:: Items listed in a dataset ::
################
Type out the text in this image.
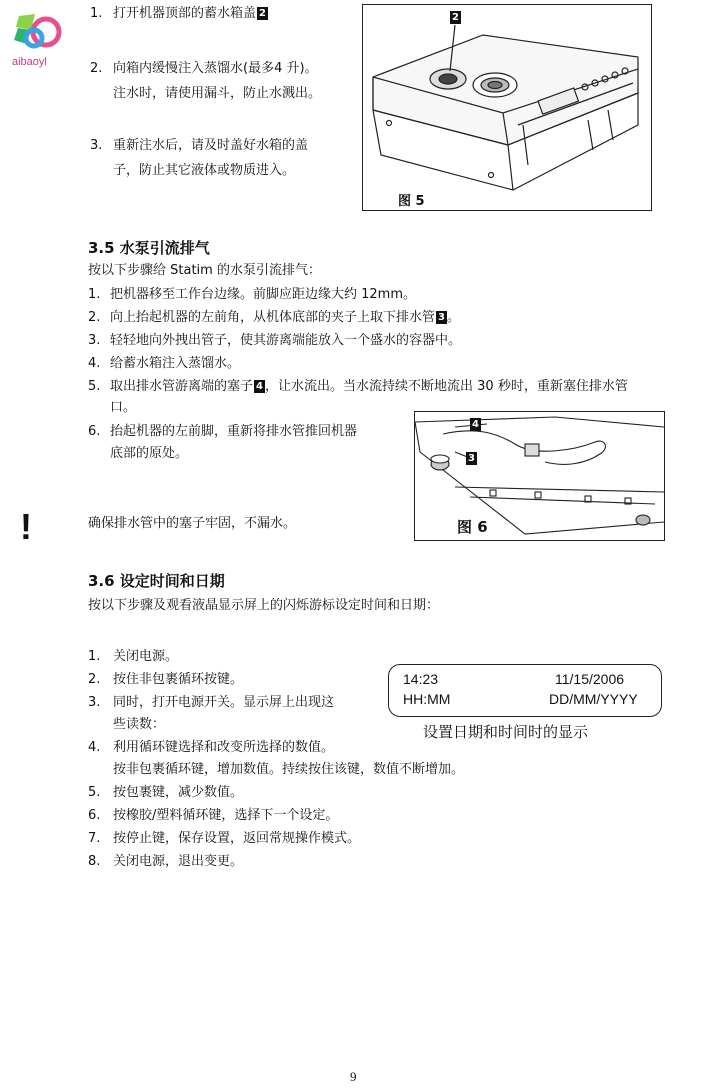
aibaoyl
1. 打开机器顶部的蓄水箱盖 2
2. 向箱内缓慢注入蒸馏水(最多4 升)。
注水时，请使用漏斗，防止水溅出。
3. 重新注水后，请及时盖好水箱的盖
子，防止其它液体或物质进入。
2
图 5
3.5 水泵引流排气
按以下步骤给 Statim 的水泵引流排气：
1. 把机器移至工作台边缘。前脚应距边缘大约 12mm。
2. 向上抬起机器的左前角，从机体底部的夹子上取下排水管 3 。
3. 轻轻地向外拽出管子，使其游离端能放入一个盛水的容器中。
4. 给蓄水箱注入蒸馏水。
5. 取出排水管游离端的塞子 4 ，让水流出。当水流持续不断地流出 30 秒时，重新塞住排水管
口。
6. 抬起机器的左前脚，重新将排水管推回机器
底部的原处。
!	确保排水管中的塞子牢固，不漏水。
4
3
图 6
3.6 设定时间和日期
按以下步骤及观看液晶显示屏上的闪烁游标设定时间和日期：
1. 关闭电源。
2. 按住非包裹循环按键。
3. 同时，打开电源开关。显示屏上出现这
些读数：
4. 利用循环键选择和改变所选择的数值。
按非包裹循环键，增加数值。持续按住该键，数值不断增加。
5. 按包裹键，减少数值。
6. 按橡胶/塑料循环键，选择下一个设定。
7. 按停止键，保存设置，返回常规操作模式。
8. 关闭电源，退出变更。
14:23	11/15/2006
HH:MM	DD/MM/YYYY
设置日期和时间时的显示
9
################
:: To do ::
Reproduce every line of the material precisely, omitting its pictures.

:: In response ::
Type out the text in this image.
aibaoyl
1. 打开机器顶部的蓄水箱盖 2
2. 向箱内缓慢注入蒸馏水(最多4 升)。
注水时，请使用漏斗，防止水溅出。
3. 重新注水后，请及时盖好水箱的盖
子，防止其它液体或物质进入。
2
图 5
3.5 水泵引流排气
按以下步骤给 Statim 的水泵引流排气：
1. 把机器移至工作台边缘。前脚应距边缘大约 12mm。
2. 向上抬起机器的左前角，从机体底部的夹子上取下排水管 3 。
3. 轻轻地向外拽出管子，使其游离端能放入一个盛水的容器中。
4. 给蓄水箱注入蒸馏水。
5. 取出排水管游离端的塞子 4 ，让水流出。当水流持续不断地流出 30 秒时，重新塞住排水管
口。
6. 抬起机器的左前脚，重新将排水管推回机器
底部的原处。
!	确保排水管中的塞子牢固，不漏水。
4
3
图 6
3.6 设定时间和日期
按以下步骤及观看液晶显示屏上的闪烁游标设定时间和日期：
1. 关闭电源。
2. 按住非包裹循环按键。
3. 同时，打开电源开关。显示屏上出现这
些读数：
4. 利用循环键选择和改变所选择的数值。
按非包裹循环键，增加数值。持续按住该键，数值不断增加。
5. 按包裹键，减少数值。
6. 按橡胶/塑料循环键，选择下一个设定。
7. 按停止键，保存设置，返回常规操作模式。
8. 关闭电源，退出变更。
14:23	11/15/2006
HH:MM	DD/MM/YYYY
设置日期和时间时的显示
9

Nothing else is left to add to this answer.